Reproduce the entries exactly.

-------- RECORDS FOR THIS EXERCISE

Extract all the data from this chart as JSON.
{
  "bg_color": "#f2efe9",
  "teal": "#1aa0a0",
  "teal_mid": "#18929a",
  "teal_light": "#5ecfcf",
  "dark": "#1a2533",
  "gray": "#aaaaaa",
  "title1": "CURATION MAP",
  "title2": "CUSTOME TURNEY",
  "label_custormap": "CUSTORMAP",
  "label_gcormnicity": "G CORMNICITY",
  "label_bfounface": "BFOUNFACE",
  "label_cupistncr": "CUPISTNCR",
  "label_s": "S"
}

----------------

■ **THE REPLY**
Extract all the data from this chart as JSON.
{
  "bg_color": "#f2efe9",
  "teal": "#1aa0a0",
  "teal_mid": "#18929a",
  "teal_light": "#5ecfcf",
  "dark": "#1a2533",
  "gray": "#aaaaaa",
  "title1": "CURATION MAP",
  "title2": "CUSTOME TURNEY",
  "label_custormap": "CUSTORMAP",
  "label_gcormnicity": "G CORMNICITY",
  "label_bfounface": "BFOUNFACE",
  "label_cupistncr": "CUPISTNCR",
  "label_s": "S"
}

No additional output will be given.